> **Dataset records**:
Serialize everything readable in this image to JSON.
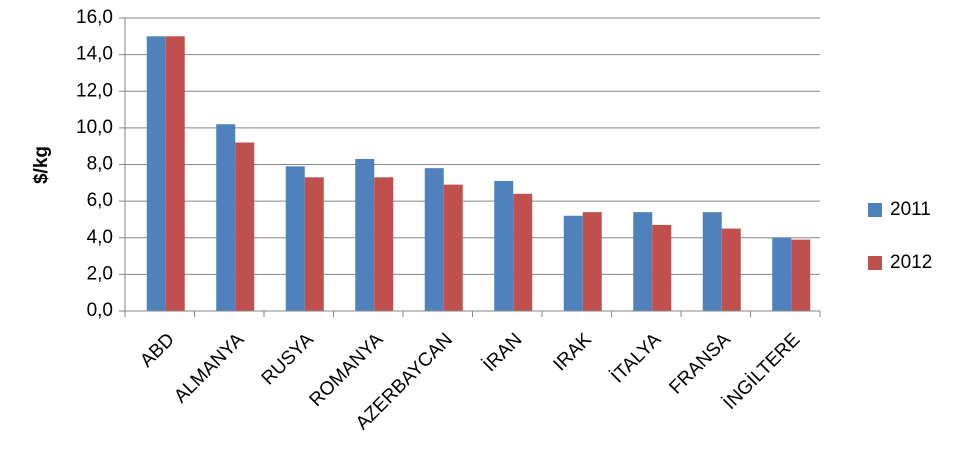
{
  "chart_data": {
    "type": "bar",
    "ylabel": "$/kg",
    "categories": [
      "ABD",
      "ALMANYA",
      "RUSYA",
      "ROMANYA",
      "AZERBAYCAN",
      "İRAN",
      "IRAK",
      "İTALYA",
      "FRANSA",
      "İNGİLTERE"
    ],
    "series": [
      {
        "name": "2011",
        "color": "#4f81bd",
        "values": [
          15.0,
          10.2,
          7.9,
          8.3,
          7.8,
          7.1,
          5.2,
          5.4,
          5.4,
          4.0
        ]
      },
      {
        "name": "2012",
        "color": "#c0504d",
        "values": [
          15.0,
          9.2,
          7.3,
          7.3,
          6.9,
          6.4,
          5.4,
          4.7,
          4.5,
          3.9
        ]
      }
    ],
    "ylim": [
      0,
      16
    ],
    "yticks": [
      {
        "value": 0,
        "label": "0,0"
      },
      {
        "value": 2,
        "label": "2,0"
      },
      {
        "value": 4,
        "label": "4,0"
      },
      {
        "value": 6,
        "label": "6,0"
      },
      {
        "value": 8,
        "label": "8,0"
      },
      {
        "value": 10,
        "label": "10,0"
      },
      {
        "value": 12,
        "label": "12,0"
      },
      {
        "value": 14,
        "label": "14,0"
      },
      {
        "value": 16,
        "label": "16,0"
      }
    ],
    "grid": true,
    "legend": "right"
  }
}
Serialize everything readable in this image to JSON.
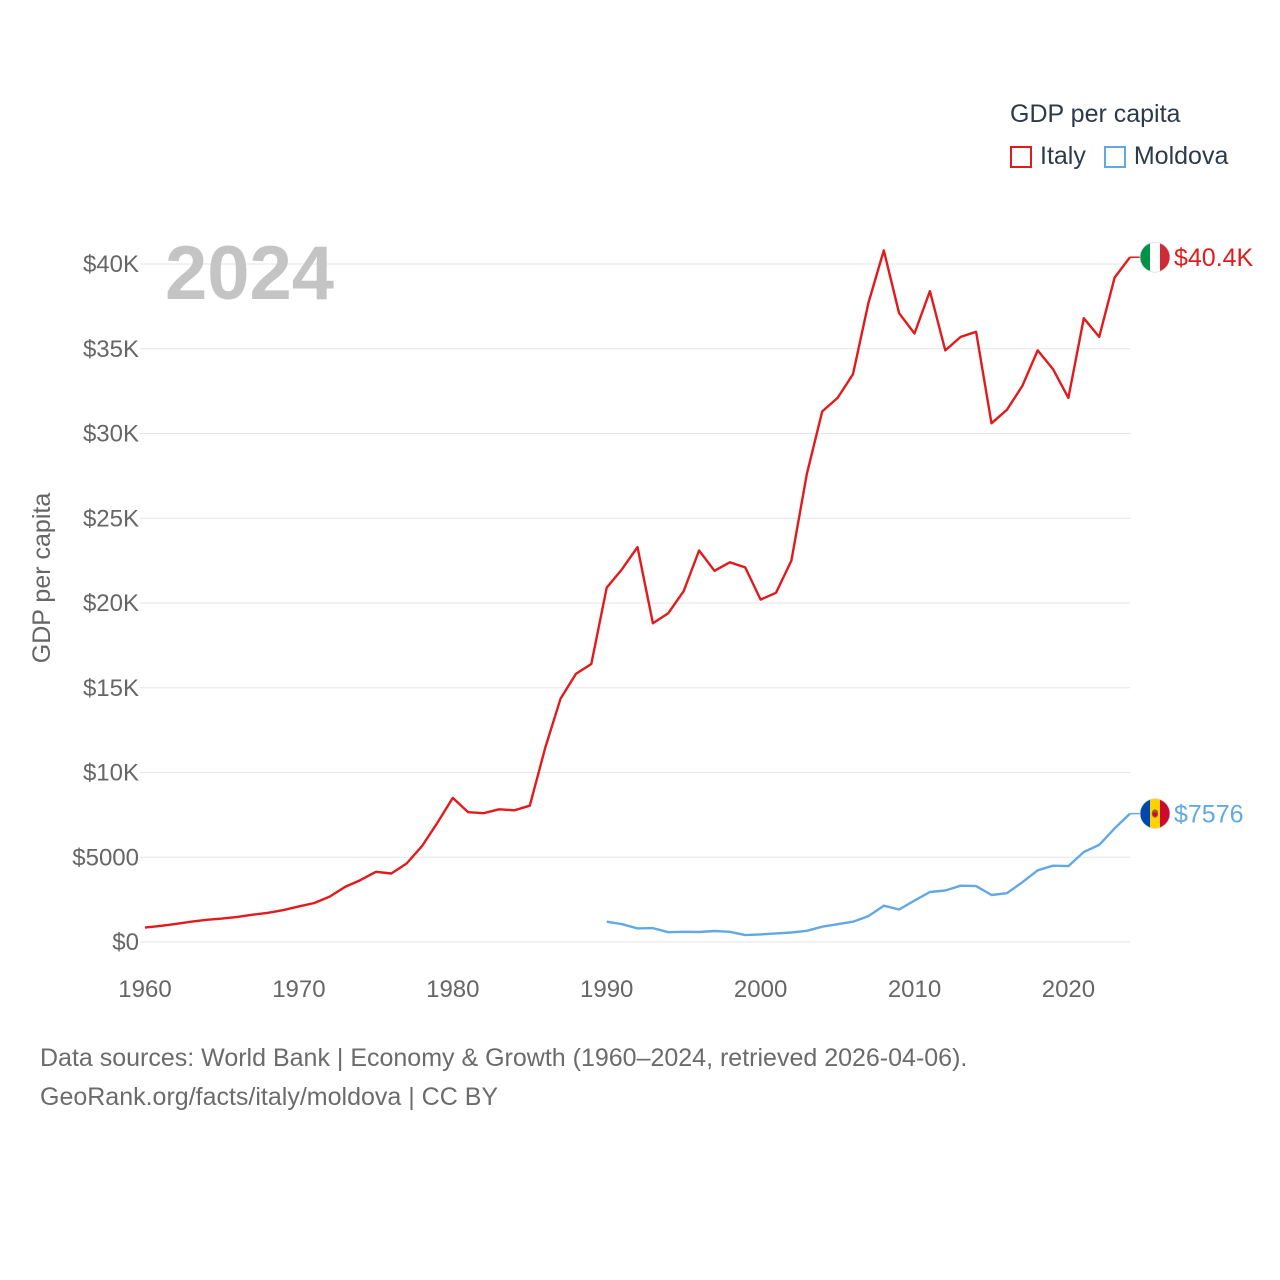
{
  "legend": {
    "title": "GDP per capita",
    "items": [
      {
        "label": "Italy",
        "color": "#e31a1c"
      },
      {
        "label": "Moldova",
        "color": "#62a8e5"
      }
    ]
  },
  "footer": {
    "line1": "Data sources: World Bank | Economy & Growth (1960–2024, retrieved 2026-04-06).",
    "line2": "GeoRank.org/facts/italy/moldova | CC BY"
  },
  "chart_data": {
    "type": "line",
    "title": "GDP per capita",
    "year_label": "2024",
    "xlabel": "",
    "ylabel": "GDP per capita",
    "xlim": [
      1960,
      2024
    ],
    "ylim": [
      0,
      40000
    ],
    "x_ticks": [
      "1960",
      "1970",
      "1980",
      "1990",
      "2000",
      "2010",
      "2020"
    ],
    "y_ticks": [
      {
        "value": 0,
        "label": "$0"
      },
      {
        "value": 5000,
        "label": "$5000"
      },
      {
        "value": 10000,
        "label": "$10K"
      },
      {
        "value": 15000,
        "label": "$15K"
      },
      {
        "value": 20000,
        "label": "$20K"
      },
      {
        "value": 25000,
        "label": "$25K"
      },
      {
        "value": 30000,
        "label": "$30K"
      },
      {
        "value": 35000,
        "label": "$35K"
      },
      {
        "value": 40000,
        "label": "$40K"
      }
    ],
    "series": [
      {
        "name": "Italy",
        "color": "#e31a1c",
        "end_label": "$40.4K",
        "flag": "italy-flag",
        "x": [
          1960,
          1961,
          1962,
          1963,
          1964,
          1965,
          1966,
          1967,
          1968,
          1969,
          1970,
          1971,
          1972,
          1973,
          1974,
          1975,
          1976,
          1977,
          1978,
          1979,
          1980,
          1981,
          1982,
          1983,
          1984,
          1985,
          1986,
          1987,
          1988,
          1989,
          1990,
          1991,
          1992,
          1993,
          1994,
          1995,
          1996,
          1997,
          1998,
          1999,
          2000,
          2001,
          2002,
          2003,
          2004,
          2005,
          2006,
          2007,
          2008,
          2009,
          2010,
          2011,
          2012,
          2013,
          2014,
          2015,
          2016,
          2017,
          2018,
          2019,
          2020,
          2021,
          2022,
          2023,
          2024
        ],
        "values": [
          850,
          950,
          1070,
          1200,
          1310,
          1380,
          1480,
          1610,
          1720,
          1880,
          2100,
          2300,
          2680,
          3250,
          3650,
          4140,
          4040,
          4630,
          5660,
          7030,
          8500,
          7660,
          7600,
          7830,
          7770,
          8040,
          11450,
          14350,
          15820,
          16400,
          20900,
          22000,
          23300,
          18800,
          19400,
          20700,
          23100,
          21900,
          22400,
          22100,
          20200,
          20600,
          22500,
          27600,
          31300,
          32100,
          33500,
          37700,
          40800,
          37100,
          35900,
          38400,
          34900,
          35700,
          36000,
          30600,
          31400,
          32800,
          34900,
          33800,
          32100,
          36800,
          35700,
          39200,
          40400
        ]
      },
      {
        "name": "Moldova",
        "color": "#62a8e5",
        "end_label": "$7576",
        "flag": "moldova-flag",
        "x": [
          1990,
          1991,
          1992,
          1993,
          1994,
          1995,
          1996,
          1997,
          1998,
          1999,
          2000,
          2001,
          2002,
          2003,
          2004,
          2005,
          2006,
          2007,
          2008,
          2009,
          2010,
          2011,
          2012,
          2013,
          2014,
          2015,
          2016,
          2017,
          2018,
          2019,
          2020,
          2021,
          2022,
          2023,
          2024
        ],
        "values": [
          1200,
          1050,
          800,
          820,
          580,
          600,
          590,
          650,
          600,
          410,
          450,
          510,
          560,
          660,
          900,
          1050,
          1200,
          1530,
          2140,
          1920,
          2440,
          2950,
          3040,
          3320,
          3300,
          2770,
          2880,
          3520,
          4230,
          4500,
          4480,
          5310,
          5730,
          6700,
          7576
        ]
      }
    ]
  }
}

> **Instruction**: Read the data above and pull out each line that holds the string "name".

> **Solution for this exercise**:
        "name": "2011",
        "name": "2012",
        "name": "Italy",
        "name": "Moldova",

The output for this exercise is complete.